### TASK
Each entry that follows must be output without any deviation.

Raw records:
****************************************
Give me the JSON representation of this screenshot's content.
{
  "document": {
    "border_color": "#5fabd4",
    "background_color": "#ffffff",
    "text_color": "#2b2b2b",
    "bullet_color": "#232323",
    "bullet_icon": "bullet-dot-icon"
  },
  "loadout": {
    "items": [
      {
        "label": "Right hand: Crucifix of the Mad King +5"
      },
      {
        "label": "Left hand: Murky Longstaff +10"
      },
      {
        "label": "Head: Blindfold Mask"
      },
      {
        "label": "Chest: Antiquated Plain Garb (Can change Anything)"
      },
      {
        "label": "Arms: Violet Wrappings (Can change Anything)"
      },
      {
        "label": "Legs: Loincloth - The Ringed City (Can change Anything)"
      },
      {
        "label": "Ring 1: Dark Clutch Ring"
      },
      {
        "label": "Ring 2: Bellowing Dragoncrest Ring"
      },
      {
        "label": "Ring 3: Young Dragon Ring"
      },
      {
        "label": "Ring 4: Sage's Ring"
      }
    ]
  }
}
****************************************
### ANSWER IN FULL
Give me the JSON representation of this screenshot's content.
{
  "document": {
    "border_color": "#5fabd4",
    "background_color": "#ffffff",
    "text_color": "#2b2b2b",
    "bullet_color": "#232323",
    "bullet_icon": "bullet-dot-icon"
  },
  "loadout": {
    "items": [
      {
        "label": "Right hand: Crucifix of the Mad King +5"
      },
      {
        "label": "Left hand: Murky Longstaff +10"
      },
      {
        "label": "Head: Blindfold Mask"
      },
      {
        "label": "Chest: Antiquated Plain Garb (Can change Anything)"
      },
      {
        "label": "Arms: Violet Wrappings (Can change Anything)"
      },
      {
        "label": "Legs: Loincloth - The Ringed City (Can change Anything)"
      },
      {
        "label": "Ring 1: Dark Clutch Ring"
      },
      {
        "label": "Ring 2: Bellowing Dragoncrest Ring"
      },
      {
        "label": "Ring 3: Young Dragon Ring"
      },
      {
        "label": "Ring 4: Sage's Ring"
      }
    ]
  }
}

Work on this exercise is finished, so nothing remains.